The tasks:
a: In the review of Gordo below, rewrite the paragraph beginning "The stories often feature Gordo" as a short bulleted list that keeps its main facts.
b: Answer these questions using the review of Gordo below, one line each:
(i) Who publishes the book, and how many pages does it have?
(ii) In what kind of fields do the children join their parents?
(iii) What music do the men listen to on Saturday nights?

GORDO
by Jaime Cortez
Grove Press, Black Cat. 208 pages, $16.
JAIME CORTEZ is a beloved Bay Area artist known for the whimsy and satirical edge in his drawings, graphic novels, sculpture, poetry, and performance. A gentle, uncompromising fierceness emanates from his work as he explores Chicano queerness. The artist also works in philanthropy as a program officer for a foundation. He grew up in California’s Central Valley, and his new collection of short stories, Gordo, is set in this region’s agricultural worker camps in the 1970s. These are not fictionalized narratives of hardscrabble destitution but ebullient tales about the chubby, effeminate Gordo and his friends. The joyous humanity of Cortez’ characters challenges the familiar tropes of migrant workers, as the children play and scuffle together and join their parents in the garlic fields.
The stories often feature Gordo—a “sissy boy” coming to terms with his otherness. One hilarious chapter details his father bringing home a wrestling outfit with a punching bag and jumprope to toughen him up. Gordo loves the glittering mask and slippers and is thrilled to sing and skip—all to his father’s dismay. In another story, Gordo is invited into the Saturday night men’s ritual of listening to ranchera music and drinking by a campfire. The boy prefers being on the outside of the circle, wanting to remain invisible. The men are funny, tender, scary, and increasingly animated as they drink. Gordo’s wish: “With them, maybe I can learn how to be a normal boy, a real boy, instead of me.”

Provided information:
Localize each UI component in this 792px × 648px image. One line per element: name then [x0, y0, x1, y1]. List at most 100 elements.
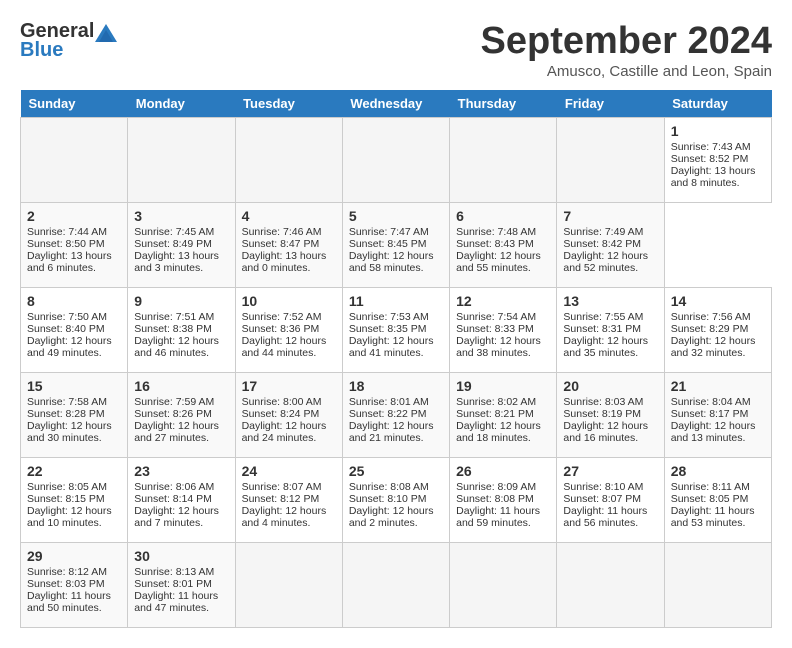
sunset-text: Sunset: 8:01 PM: [134, 578, 228, 590]
sunset-text: Sunset: 8:35 PM: [349, 323, 443, 335]
day-number: 26: [456, 463, 550, 479]
daylight-text: Daylight: 12 hours and 58 minutes.: [349, 250, 443, 274]
sunset-text: Sunset: 8:33 PM: [456, 323, 550, 335]
calendar-day-cell: [342, 543, 449, 628]
day-number: 18: [349, 378, 443, 394]
sunset-text: Sunset: 8:14 PM: [134, 493, 228, 505]
daylight-text: Daylight: 12 hours and 21 minutes.: [349, 420, 443, 444]
daylight-text: Daylight: 12 hours and 38 minutes.: [456, 335, 550, 359]
daylight-text: Daylight: 11 hours and 56 minutes.: [563, 505, 657, 529]
day-number: 10: [242, 293, 336, 309]
sunrise-text: Sunrise: 7:56 AM: [671, 311, 765, 323]
calendar-week-row: 8Sunrise: 7:50 AMSunset: 8:40 PMDaylight…: [21, 288, 772, 373]
sunset-text: Sunset: 8:17 PM: [671, 408, 765, 420]
day-number: 1: [671, 123, 765, 139]
weekday-header: Thursday: [450, 90, 557, 118]
page-header: General Blue September 2024 Amusco, Cast…: [20, 20, 772, 80]
day-number: 29: [27, 548, 121, 564]
daylight-text: Daylight: 11 hours and 47 minutes.: [134, 590, 228, 614]
sunrise-text: Sunrise: 7:45 AM: [134, 226, 228, 238]
sunrise-text: Sunrise: 7:46 AM: [242, 226, 336, 238]
calendar-day-cell: 8Sunrise: 7:50 AMSunset: 8:40 PMDaylight…: [21, 288, 128, 373]
daylight-text: Daylight: 13 hours and 8 minutes.: [671, 165, 765, 189]
day-number: 8: [27, 293, 121, 309]
daylight-text: Daylight: 12 hours and 16 minutes.: [563, 420, 657, 444]
sunset-text: Sunset: 8:42 PM: [563, 238, 657, 250]
sunset-text: Sunset: 8:38 PM: [134, 323, 228, 335]
day-number: 19: [456, 378, 550, 394]
daylight-text: Daylight: 13 hours and 3 minutes.: [134, 250, 228, 274]
calendar-day-cell: 7Sunrise: 7:49 AMSunset: 8:42 PMDaylight…: [557, 203, 664, 288]
day-number: 13: [563, 293, 657, 309]
sunset-text: Sunset: 8:36 PM: [242, 323, 336, 335]
daylight-text: Daylight: 12 hours and 18 minutes.: [456, 420, 550, 444]
sunrise-text: Sunrise: 8:06 AM: [134, 481, 228, 493]
calendar-day-cell: 2Sunrise: 7:44 AMSunset: 8:50 PMDaylight…: [21, 203, 128, 288]
day-number: 15: [27, 378, 121, 394]
sunrise-text: Sunrise: 8:08 AM: [349, 481, 443, 493]
sunset-text: Sunset: 8:24 PM: [242, 408, 336, 420]
day-number: 21: [671, 378, 765, 394]
calendar-day-cell: 18 Sunrise: 8:01 AMSunset: 8:22 PMDayligh…: [342, 373, 449, 458]
sunrise-text: Sunrise: 8:01 AM: [349, 396, 443, 408]
daylight-text: Daylight: 12 hours and 32 minutes.: [671, 335, 765, 359]
weekday-header: Friday: [557, 90, 664, 118]
calendar-day-cell: 30 Sunrise: 8:13 AMSunset: 8:01 PMDayligh…: [128, 543, 235, 628]
calendar-day-cell: 20Sunrise: 8:03 AMSunset: 8:19 PMDayligh…: [557, 373, 664, 458]
sunrise-text: Sunrise: 8:05 AM: [27, 481, 121, 493]
daylight-text: Daylight: 12 hours and 2 minutes.: [349, 505, 443, 529]
calendar-day-cell: 16Sunrise: 7:59 AMSunset: 8:26 PMDayligh…: [128, 373, 235, 458]
calendar-day-cell: 19Sunrise: 8:02 AMSunset: 8:21 PMDayligh…: [450, 373, 557, 458]
calendar-day-cell: 4Sunrise: 7:46 AMSunset: 8:47 PMDaylight…: [235, 203, 342, 288]
daylight-text: Daylight: 12 hours and 27 minutes.: [134, 420, 228, 444]
day-number: 12: [456, 293, 550, 309]
calendar-day-cell: [450, 118, 557, 203]
daylight-text: Daylight: 11 hours and 53 minutes.: [671, 505, 765, 529]
day-number: 5: [349, 208, 443, 224]
daylight-text: Daylight: 12 hours and 13 minutes.: [671, 420, 765, 444]
sunrise-text: Sunrise: 8:11 AM: [671, 481, 765, 493]
calendar-day-cell: [128, 118, 235, 203]
sunrise-text: Sunrise: 7:43 AM: [671, 141, 765, 153]
sunset-text: Sunset: 8:12 PM: [242, 493, 336, 505]
sunrise-text: Sunrise: 7:53 AM: [349, 311, 443, 323]
sunrise-text: Sunrise: 7:52 AM: [242, 311, 336, 323]
daylight-text: Daylight: 11 hours and 50 minutes.: [27, 590, 121, 614]
logo-blue-text: Blue: [20, 39, 63, 62]
calendar-day-cell: 1Sunrise: 7:43 AMSunset: 8:52 PMDaylight…: [664, 118, 771, 203]
day-number: 9: [134, 293, 228, 309]
calendar-day-cell: 26Sunrise: 8:09 AMSunset: 8:08 PMDayligh…: [450, 458, 557, 543]
day-number: 27: [563, 463, 657, 479]
sunrise-text: Sunrise: 7:50 AM: [27, 311, 121, 323]
calendar-week-row: 15Sunrise: 7:58 AMSunset: 8:28 PMDayligh…: [21, 373, 772, 458]
day-number: 14: [671, 293, 765, 309]
day-number: 30: [134, 548, 228, 564]
sunset-text: Sunset: 8:03 PM: [27, 578, 121, 590]
calendar-week-row: 29Sunrise: 8:12 AMSunset: 8:03 PMDayligh…: [21, 543, 772, 628]
sunset-text: Sunset: 8:05 PM: [671, 493, 765, 505]
day-number: 24: [242, 463, 336, 479]
weekday-header: Tuesday: [235, 90, 342, 118]
calendar-day-cell: [21, 118, 128, 203]
sunrise-text: Sunrise: 7:48 AM: [456, 226, 550, 238]
sunset-text: Sunset: 8:28 PM: [27, 408, 121, 420]
calendar-day-cell: 23Sunrise: 8:06 AMSunset: 8:14 PMDayligh…: [128, 458, 235, 543]
location-title: Amusco, Castille and Leon, Spain: [481, 63, 773, 80]
sunset-text: Sunset: 8:22 PM: [349, 408, 443, 420]
day-number: 17: [242, 378, 336, 394]
sunset-text: Sunset: 8:19 PM: [563, 408, 657, 420]
calendar-week-row: 2Sunrise: 7:44 AMSunset: 8:50 PMDaylight…: [21, 203, 772, 288]
calendar-day-cell: 5Sunrise: 7:47 AMSunset: 8:45 PMDaylight…: [342, 203, 449, 288]
daylight-text: Daylight: 12 hours and 41 minutes.: [349, 335, 443, 359]
day-number: 6: [456, 208, 550, 224]
daylight-text: Daylight: 12 hours and 24 minutes.: [242, 420, 336, 444]
calendar-day-cell: 9Sunrise: 7:51 AMSunset: 8:38 PMDaylight…: [128, 288, 235, 373]
title-area: September 2024 Amusco, Castille and Leon…: [481, 20, 773, 80]
sunrise-text: Sunrise: 7:59 AM: [134, 396, 228, 408]
sunrise-text: Sunrise: 7:47 AM: [349, 226, 443, 238]
sunrise-text: Sunrise: 7:55 AM: [563, 311, 657, 323]
calendar-day-cell: [235, 543, 342, 628]
sunrise-text: Sunrise: 8:13 AM: [134, 566, 228, 578]
sunset-text: Sunset: 8:08 PM: [456, 493, 550, 505]
sunset-text: Sunset: 8:07 PM: [563, 493, 657, 505]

Full solutions:
a:
- Many of the stories center on Gordo, a "sissy boy" coming to terms with his otherness.
- In one comic chapter, his father brings home a wrestling outfit, punching bag and jumprope to toughen him up. Gordo loves the glittering mask and slippers and happily sings and skips, which dismays his father.
- In another story, Gordo is invited to the men's Saturday night ritual of ranchera music and drinking by a campfire. He prefers to stay outside the circle, unseen.
- The men are funny, tender and scary, and they grow more animated as they drink.
- Gordo hopes that with them he might learn to be "a normal boy, a real boy, instead of me."

b:
(i) Grove Press (Black Cat); 208 pages.
(ii) Garlic fields.
(iii) Ranchera music.